- _Dataset rows about figures_:
start

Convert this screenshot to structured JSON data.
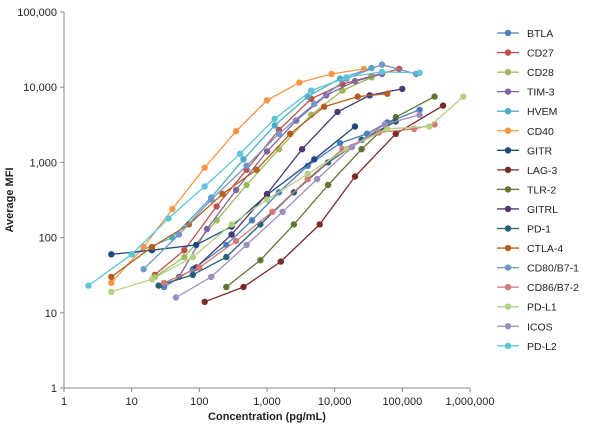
{
  "chart_data": {
    "type": "line",
    "xlabel": "Concentration (pg/mL)",
    "ylabel": "Average MFI",
    "x_scale": "log",
    "y_scale": "log",
    "xlim": [
      1,
      1000000
    ],
    "ylim": [
      1,
      100000
    ],
    "x_ticks": [
      1,
      10,
      100,
      1000,
      10000,
      100000,
      1000000
    ],
    "x_tick_labels": [
      "1",
      "10",
      "100",
      "1,000",
      "10,000",
      "100,000",
      "1,000,000"
    ],
    "y_ticks": [
      1,
      10,
      100,
      1000,
      10000,
      100000
    ],
    "y_tick_labels": [
      "1",
      "10",
      "100",
      "1,000",
      "10,000",
      "100,000"
    ],
    "grid": false,
    "legend_position": "right",
    "series": [
      {
        "name": "BTLA",
        "color": "#4a7ebb",
        "x": [
          30,
          80,
          250,
          600,
          1500,
          4000,
          12000,
          30000,
          60000,
          180000
        ],
        "y": [
          22,
          38,
          80,
          170,
          400,
          900,
          1800,
          2400,
          3400,
          5000
        ]
      },
      {
        "name": "CD27",
        "color": "#c0504d",
        "x": [
          22,
          60,
          180,
          500,
          1500,
          4500,
          13000,
          35000,
          90000
        ],
        "y": [
          32,
          68,
          260,
          800,
          2700,
          7000,
          11000,
          14000,
          17500
        ]
      },
      {
        "name": "CD28",
        "color": "#9bbb59",
        "x": [
          22,
          60,
          180,
          500,
          1500,
          4500,
          13000,
          35000
        ],
        "y": [
          30,
          55,
          170,
          500,
          1500,
          4300,
          9000,
          13500
        ]
      },
      {
        "name": "TIM-3",
        "color": "#8064a2",
        "x": [
          50,
          130,
          350,
          1000,
          2700,
          7500,
          20000,
          50000
        ],
        "y": [
          30,
          130,
          430,
          1400,
          3600,
          7800,
          12000,
          15000
        ]
      },
      {
        "name": "HVEM",
        "color": "#4bacc6",
        "x": [
          10,
          40,
          150,
          450,
          1300,
          4000,
          12000,
          35000
        ],
        "y": [
          60,
          100,
          340,
          1100,
          3100,
          7500,
          13000,
          18000
        ]
      },
      {
        "name": "CD40",
        "color": "#f79646",
        "x": [
          5,
          15,
          40,
          120,
          350,
          1000,
          3000,
          9000,
          27000
        ],
        "y": [
          25,
          75,
          240,
          850,
          2600,
          6700,
          11500,
          15000,
          17500
        ]
      },
      {
        "name": "GITR",
        "color": "#1f497d",
        "x": [
          5,
          20,
          90,
          300,
          1000,
          5000,
          20000
        ],
        "y": [
          60,
          68,
          80,
          140,
          370,
          1100,
          3000
        ]
      },
      {
        "name": "LAG-3",
        "color": "#7b2a2a",
        "x": [
          120,
          450,
          1600,
          6000,
          20000,
          80000,
          400000
        ],
        "y": [
          14,
          22,
          48,
          150,
          650,
          2400,
          5700
        ]
      },
      {
        "name": "TLR-2",
        "color": "#5e7532",
        "x": [
          250,
          800,
          2500,
          8000,
          25000,
          80000,
          300000
        ],
        "y": [
          22,
          50,
          150,
          500,
          1500,
          4000,
          7500
        ]
      },
      {
        "name": "GITRL",
        "color": "#4b3a73",
        "x": [
          90,
          300,
          1000,
          3300,
          11000,
          33000,
          100000
        ],
        "y": [
          40,
          110,
          380,
          1500,
          4700,
          7800,
          9500
        ]
      },
      {
        "name": "PD-1",
        "color": "#24607a",
        "x": [
          25,
          80,
          250,
          800,
          2500,
          8000,
          25000,
          80000
        ],
        "y": [
          23,
          32,
          55,
          150,
          400,
          1000,
          2000,
          3500
        ]
      },
      {
        "name": "CTLA-4",
        "color": "#b45f1e",
        "x": [
          5,
          20,
          70,
          220,
          700,
          2200,
          7000,
          22000,
          60000
        ],
        "y": [
          30,
          75,
          150,
          380,
          800,
          2400,
          5500,
          7500,
          8200
        ]
      },
      {
        "name": "CD80/B7-1",
        "color": "#7396c8",
        "x": [
          15,
          50,
          150,
          500,
          1500,
          5000,
          15000,
          50000,
          160000
        ],
        "y": [
          38,
          110,
          320,
          900,
          2400,
          6000,
          13000,
          20000,
          15000
        ]
      },
      {
        "name": "CD86/B7-2",
        "color": "#d27a78",
        "x": [
          30,
          100,
          350,
          1200,
          4000,
          13000,
          45000,
          150000,
          300000
        ],
        "y": [
          25,
          40,
          90,
          220,
          600,
          1500,
          2500,
          2800,
          3200
        ]
      },
      {
        "name": "PD-L1",
        "color": "#b3d17f",
        "x": [
          5,
          20,
          80,
          300,
          1000,
          4000,
          15000,
          60000,
          250000,
          800000
        ],
        "y": [
          19,
          28,
          55,
          150,
          320,
          700,
          1500,
          2800,
          3000,
          7500
        ]
      },
      {
        "name": "ICOS",
        "color": "#9f8dc0",
        "x": [
          45,
          150,
          500,
          1700,
          5500,
          18000,
          55000,
          180000
        ],
        "y": [
          16,
          30,
          80,
          220,
          600,
          1600,
          3200,
          4300
        ]
      },
      {
        "name": "PD-L2",
        "color": "#5fc4d8",
        "x": [
          2.3,
          10,
          35,
          120,
          400,
          1300,
          4500,
          15000,
          50000,
          180000
        ],
        "y": [
          23,
          60,
          180,
          480,
          1300,
          3800,
          9000,
          13500,
          16000,
          15500
        ]
      }
    ]
  }
}
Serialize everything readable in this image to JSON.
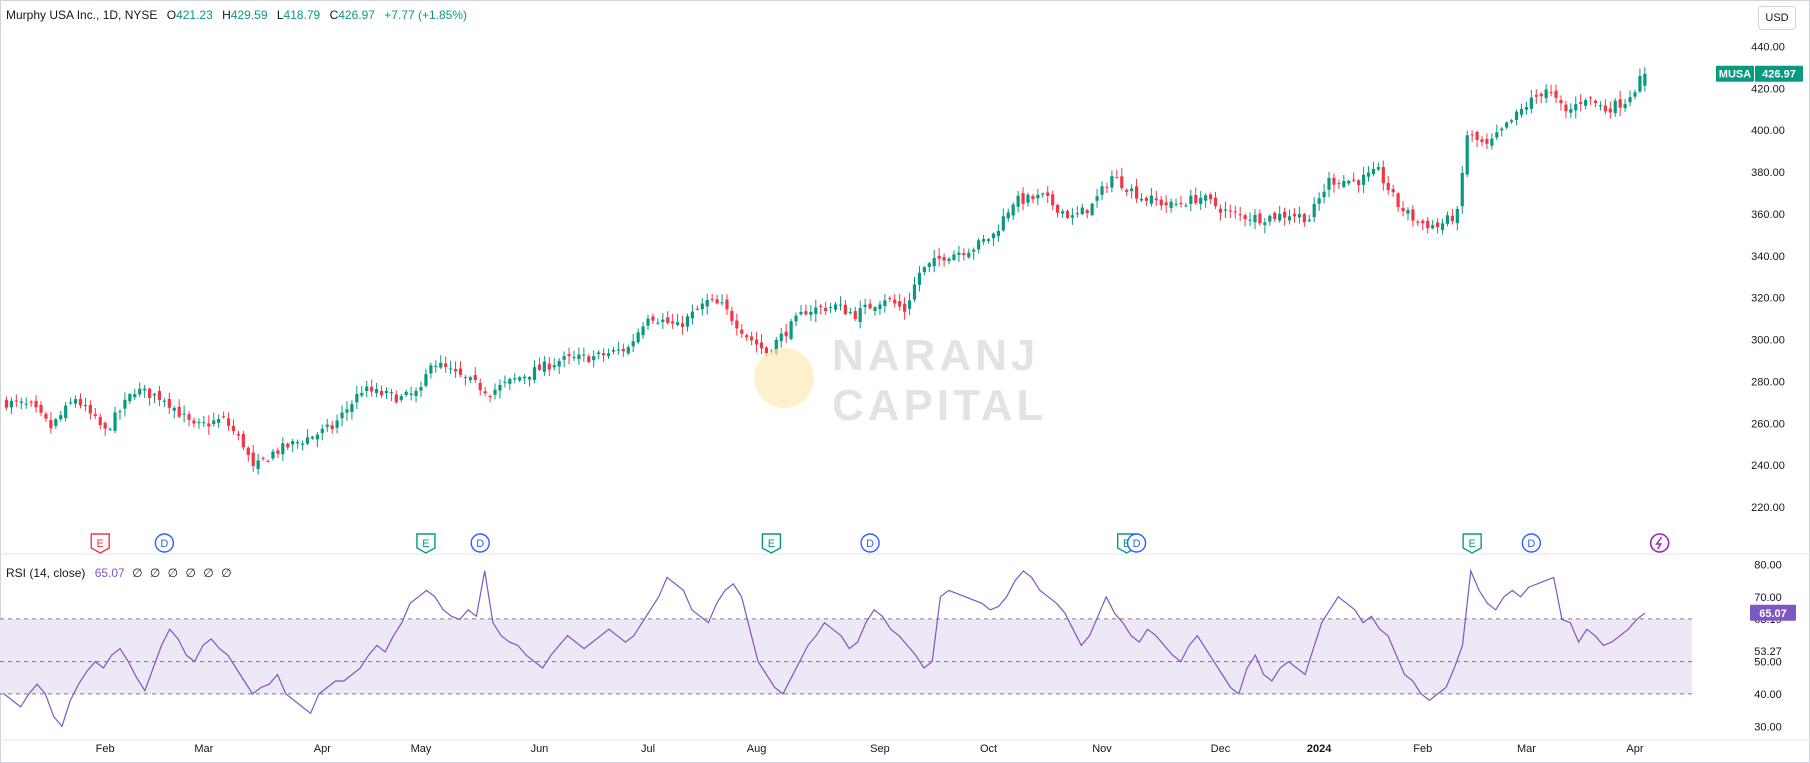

end

- _Task prompt_: Report how many lines contain "JSON". Give nothing but the number.

- _Solution_: 2